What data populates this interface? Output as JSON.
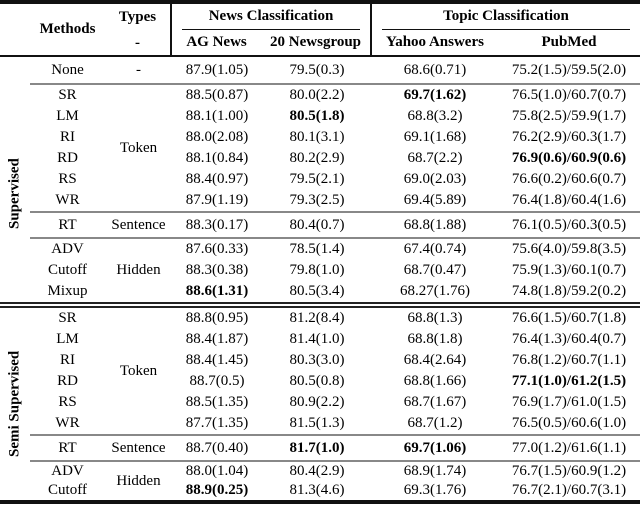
{
  "table": {
    "header": {
      "methods": "Methods",
      "types": "Types",
      "types_sub": "-",
      "groups": [
        {
          "label": "News Classification",
          "cols": [
            "AG News",
            "20 Newsgroup"
          ]
        },
        {
          "label": "Topic Classification",
          "cols": [
            "Yahoo Answers",
            "PubMed"
          ]
        }
      ]
    },
    "colors": {
      "rule_black": "#111111",
      "rule_gray": "#888888"
    },
    "none_row": {
      "method": "None",
      "type": "-",
      "values": [
        "87.9(1.05)",
        "79.5(0.3)",
        "68.6(0.71)",
        "75.2(1.5)/59.5(2.0)"
      ]
    },
    "sections": [
      {
        "id": "supervised",
        "label": "Supervised",
        "blocks": [
          {
            "type": "Token",
            "size": "normal",
            "rows": [
              {
                "m": "SR",
                "v": [
                  "88.5(0.87)",
                  "80.0(2.2)",
                  "69.7(1.62)",
                  "76.5(1.0)/60.7(0.7)"
                ],
                "b": [
                  2
                ]
              },
              {
                "m": "LM",
                "v": [
                  "88.1(1.00)",
                  "80.5(1.8)",
                  "68.8(3.2)",
                  "75.8(2.5)/59.9(1.7)"
                ],
                "b": [
                  1
                ]
              },
              {
                "m": "RI",
                "v": [
                  "88.0(2.08)",
                  "80.1(3.1)",
                  "69.1(1.68)",
                  "76.2(2.9)/60.3(1.7)"
                ],
                "b": []
              },
              {
                "m": "RD",
                "v": [
                  "88.1(0.84)",
                  "80.2(2.9)",
                  "68.7(2.2)",
                  "76.9(0.6)/60.9(0.6)"
                ],
                "b": [
                  3
                ]
              },
              {
                "m": "RS",
                "v": [
                  "88.4(0.97)",
                  "79.5(2.1)",
                  "69.0(2.03)",
                  "76.6(0.2)/60.6(0.7)"
                ],
                "b": []
              },
              {
                "m": "WR",
                "v": [
                  "87.9(1.19)",
                  "79.3(2.5)",
                  "69.4(5.89)",
                  "76.4(1.8)/60.4(1.6)"
                ],
                "b": []
              }
            ]
          },
          {
            "type": "Sentence",
            "size": "rt",
            "rows": [
              {
                "m": "RT",
                "v": [
                  "88.3(0.17)",
                  "80.4(0.7)",
                  "68.8(1.88)",
                  "76.1(0.5)/60.3(0.5)"
                ],
                "b": []
              }
            ]
          },
          {
            "type": "Hidden",
            "size": "normal",
            "rows": [
              {
                "m": "ADV",
                "v": [
                  "87.6(0.33)",
                  "78.5(1.4)",
                  "67.4(0.74)",
                  "75.6(4.0)/59.8(3.5)"
                ],
                "b": []
              },
              {
                "m": "Cutoff",
                "v": [
                  "88.3(0.38)",
                  "79.8(1.0)",
                  "68.7(0.47)",
                  "75.9(1.3)/60.1(0.7)"
                ],
                "b": []
              },
              {
                "m": "Mixup",
                "v": [
                  "88.6(1.31)",
                  "80.5(3.4)",
                  "68.27(1.76)",
                  "74.8(1.8)/59.2(0.2)"
                ],
                "b": [
                  0
                ]
              }
            ]
          }
        ]
      },
      {
        "id": "semi-supervised",
        "label": "Semi Supervised",
        "blocks": [
          {
            "type": "Token",
            "size": "normal",
            "rows": [
              {
                "m": "SR",
                "v": [
                  "88.8(0.95)",
                  "81.2(8.4)",
                  "68.8(1.3)",
                  "76.6(1.5)/60.7(1.8)"
                ],
                "b": []
              },
              {
                "m": "LM",
                "v": [
                  "88.4(1.87)",
                  "81.4(1.0)",
                  "68.8(1.8)",
                  "76.4(1.3)/60.4(0.7)"
                ],
                "b": []
              },
              {
                "m": "RI",
                "v": [
                  "88.4(1.45)",
                  "80.3(3.0)",
                  "68.4(2.64)",
                  "76.8(1.2)/60.7(1.1)"
                ],
                "b": []
              },
              {
                "m": "RD",
                "v": [
                  "88.7(0.5)",
                  "80.5(0.8)",
                  "68.8(1.66)",
                  "77.1(1.0)/61.2(1.5)"
                ],
                "b": [
                  3
                ]
              },
              {
                "m": "RS",
                "v": [
                  "88.5(1.35)",
                  "80.9(2.2)",
                  "68.7(1.67)",
                  "76.9(1.7)/61.0(1.5)"
                ],
                "b": []
              },
              {
                "m": "WR",
                "v": [
                  "87.7(1.35)",
                  "81.5(1.3)",
                  "68.7(1.2)",
                  "76.5(0.5)/60.6(1.0)"
                ],
                "b": []
              }
            ]
          },
          {
            "type": "Sentence",
            "size": "rt",
            "rows": [
              {
                "m": "RT",
                "v": [
                  "88.7(0.40)",
                  "81.7(1.0)",
                  "69.7(1.06)",
                  "77.0(1.2)/61.6(1.1)"
                ],
                "b": [
                  1,
                  2
                ]
              }
            ]
          },
          {
            "type": "Hidden",
            "size": "tight",
            "rows": [
              {
                "m": "ADV",
                "v": [
                  "88.0(1.04)",
                  "80.4(2.9)",
                  "68.9(1.74)",
                  "76.7(1.5)/60.9(1.2)"
                ],
                "b": []
              },
              {
                "m": "Cutoff",
                "v": [
                  "88.9(0.25)",
                  "81.3(4.6)",
                  "69.3(1.76)",
                  "76.7(2.1)/60.7(3.1)"
                ],
                "b": [
                  0
                ]
              }
            ]
          }
        ]
      }
    ]
  }
}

THE TASK >>
Write out each entry exactly as given, but skip the pictures.

WRITTEN REPLY >>
What data populates this interface? Output as JSON.
{
  "table": {
    "header": {
      "methods": "Methods",
      "types": "Types",
      "types_sub": "-",
      "groups": [
        {
          "label": "News Classification",
          "cols": [
            "AG News",
            "20 Newsgroup"
          ]
        },
        {
          "label": "Topic Classification",
          "cols": [
            "Yahoo Answers",
            "PubMed"
          ]
        }
      ]
    },
    "colors": {
      "rule_black": "#111111",
      "rule_gray": "#888888"
    },
    "none_row": {
      "method": "None",
      "type": "-",
      "values": [
        "87.9(1.05)",
        "79.5(0.3)",
        "68.6(0.71)",
        "75.2(1.5)/59.5(2.0)"
      ]
    },
    "sections": [
      {
        "id": "supervised",
        "label": "Supervised",
        "blocks": [
          {
            "type": "Token",
            "size": "normal",
            "rows": [
              {
                "m": "SR",
                "v": [
                  "88.5(0.87)",
                  "80.0(2.2)",
                  "69.7(1.62)",
                  "76.5(1.0)/60.7(0.7)"
                ],
                "b": [
                  2
                ]
              },
              {
                "m": "LM",
                "v": [
                  "88.1(1.00)",
                  "80.5(1.8)",
                  "68.8(3.2)",
                  "75.8(2.5)/59.9(1.7)"
                ],
                "b": [
                  1
                ]
              },
              {
                "m": "RI",
                "v": [
                  "88.0(2.08)",
                  "80.1(3.1)",
                  "69.1(1.68)",
                  "76.2(2.9)/60.3(1.7)"
                ],
                "b": []
              },
              {
                "m": "RD",
                "v": [
                  "88.1(0.84)",
                  "80.2(2.9)",
                  "68.7(2.2)",
                  "76.9(0.6)/60.9(0.6)"
                ],
                "b": [
                  3
                ]
              },
              {
                "m": "RS",
                "v": [
                  "88.4(0.97)",
                  "79.5(2.1)",
                  "69.0(2.03)",
                  "76.6(0.2)/60.6(0.7)"
                ],
                "b": []
              },
              {
                "m": "WR",
                "v": [
                  "87.9(1.19)",
                  "79.3(2.5)",
                  "69.4(5.89)",
                  "76.4(1.8)/60.4(1.6)"
                ],
                "b": []
              }
            ]
          },
          {
            "type": "Sentence",
            "size": "rt",
            "rows": [
              {
                "m": "RT",
                "v": [
                  "88.3(0.17)",
                  "80.4(0.7)",
                  "68.8(1.88)",
                  "76.1(0.5)/60.3(0.5)"
                ],
                "b": []
              }
            ]
          },
          {
            "type": "Hidden",
            "size": "normal",
            "rows": [
              {
                "m": "ADV",
                "v": [
                  "87.6(0.33)",
                  "78.5(1.4)",
                  "67.4(0.74)",
                  "75.6(4.0)/59.8(3.5)"
                ],
                "b": []
              },
              {
                "m": "Cutoff",
                "v": [
                  "88.3(0.38)",
                  "79.8(1.0)",
                  "68.7(0.47)",
                  "75.9(1.3)/60.1(0.7)"
                ],
                "b": []
              },
              {
                "m": "Mixup",
                "v": [
                  "88.6(1.31)",
                  "80.5(3.4)",
                  "68.27(1.76)",
                  "74.8(1.8)/59.2(0.2)"
                ],
                "b": [
                  0
                ]
              }
            ]
          }
        ]
      },
      {
        "id": "semi-supervised",
        "label": "Semi Supervised",
        "blocks": [
          {
            "type": "Token",
            "size": "normal",
            "rows": [
              {
                "m": "SR",
                "v": [
                  "88.8(0.95)",
                  "81.2(8.4)",
                  "68.8(1.3)",
                  "76.6(1.5)/60.7(1.8)"
                ],
                "b": []
              },
              {
                "m": "LM",
                "v": [
                  "88.4(1.87)",
                  "81.4(1.0)",
                  "68.8(1.8)",
                  "76.4(1.3)/60.4(0.7)"
                ],
                "b": []
              },
              {
                "m": "RI",
                "v": [
                  "88.4(1.45)",
                  "80.3(3.0)",
                  "68.4(2.64)",
                  "76.8(1.2)/60.7(1.1)"
                ],
                "b": []
              },
              {
                "m": "RD",
                "v": [
                  "88.7(0.5)",
                  "80.5(0.8)",
                  "68.8(1.66)",
                  "77.1(1.0)/61.2(1.5)"
                ],
                "b": [
                  3
                ]
              },
              {
                "m": "RS",
                "v": [
                  "88.5(1.35)",
                  "80.9(2.2)",
                  "68.7(1.67)",
                  "76.9(1.7)/61.0(1.5)"
                ],
                "b": []
              },
              {
                "m": "WR",
                "v": [
                  "87.7(1.35)",
                  "81.5(1.3)",
                  "68.7(1.2)",
                  "76.5(0.5)/60.6(1.0)"
                ],
                "b": []
              }
            ]
          },
          {
            "type": "Sentence",
            "size": "rt",
            "rows": [
              {
                "m": "RT",
                "v": [
                  "88.7(0.40)",
                  "81.7(1.0)",
                  "69.7(1.06)",
                  "77.0(1.2)/61.6(1.1)"
                ],
                "b": [
                  1,
                  2
                ]
              }
            ]
          },
          {
            "type": "Hidden",
            "size": "tight",
            "rows": [
              {
                "m": "ADV",
                "v": [
                  "88.0(1.04)",
                  "80.4(2.9)",
                  "68.9(1.74)",
                  "76.7(1.5)/60.9(1.2)"
                ],
                "b": []
              },
              {
                "m": "Cutoff",
                "v": [
                  "88.9(0.25)",
                  "81.3(4.6)",
                  "69.3(1.76)",
                  "76.7(2.1)/60.7(3.1)"
                ],
                "b": [
                  0
                ]
              }
            ]
          }
        ]
      }
    ]
  }
}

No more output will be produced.